* BEGIN Input for this task *
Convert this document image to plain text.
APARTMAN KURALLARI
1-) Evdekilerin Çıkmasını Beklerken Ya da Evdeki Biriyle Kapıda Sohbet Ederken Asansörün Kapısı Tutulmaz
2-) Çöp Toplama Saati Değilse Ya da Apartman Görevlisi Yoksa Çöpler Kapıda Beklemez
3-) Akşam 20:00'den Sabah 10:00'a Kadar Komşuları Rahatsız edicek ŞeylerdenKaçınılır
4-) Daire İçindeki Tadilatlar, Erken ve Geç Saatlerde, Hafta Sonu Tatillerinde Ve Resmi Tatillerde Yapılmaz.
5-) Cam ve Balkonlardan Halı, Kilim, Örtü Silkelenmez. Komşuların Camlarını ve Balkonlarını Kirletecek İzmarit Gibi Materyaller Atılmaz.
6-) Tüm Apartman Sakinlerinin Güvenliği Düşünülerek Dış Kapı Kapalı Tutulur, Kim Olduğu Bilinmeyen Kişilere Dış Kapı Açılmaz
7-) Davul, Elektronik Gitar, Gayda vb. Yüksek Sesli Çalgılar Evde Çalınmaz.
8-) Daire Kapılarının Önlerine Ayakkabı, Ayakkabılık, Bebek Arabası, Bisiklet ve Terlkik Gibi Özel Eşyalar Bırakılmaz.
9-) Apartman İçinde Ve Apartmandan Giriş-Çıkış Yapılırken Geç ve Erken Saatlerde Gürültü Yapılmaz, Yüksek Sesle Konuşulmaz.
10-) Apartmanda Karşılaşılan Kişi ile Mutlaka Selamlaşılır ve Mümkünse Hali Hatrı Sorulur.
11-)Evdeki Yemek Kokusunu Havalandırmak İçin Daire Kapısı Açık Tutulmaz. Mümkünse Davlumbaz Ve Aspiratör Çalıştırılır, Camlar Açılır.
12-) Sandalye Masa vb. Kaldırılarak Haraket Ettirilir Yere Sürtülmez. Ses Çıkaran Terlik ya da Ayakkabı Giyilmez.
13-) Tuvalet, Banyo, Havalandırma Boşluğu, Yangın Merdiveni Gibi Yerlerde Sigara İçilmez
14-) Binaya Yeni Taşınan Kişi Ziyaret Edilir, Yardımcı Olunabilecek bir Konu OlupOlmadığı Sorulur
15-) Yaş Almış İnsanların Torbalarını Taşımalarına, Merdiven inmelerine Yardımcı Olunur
* END Input for this task *
What is being asked: Identify every line holding the word "Tutulmaz" and copy it out.

Full output:
1-) Evdekilerin Çıkmasını Beklerken Ya da Evdeki Biriyle Kapıda Sohbet Ederken Asansörün Kapısı Tutulmaz
11-)Evdeki Yemek Kokusunu Havalandırmak İçin Daire Kapısı Açık Tutulmaz. Mümkünse Davlumbaz Ve Aspiratör Çalıştırılır, Camlar Açılır.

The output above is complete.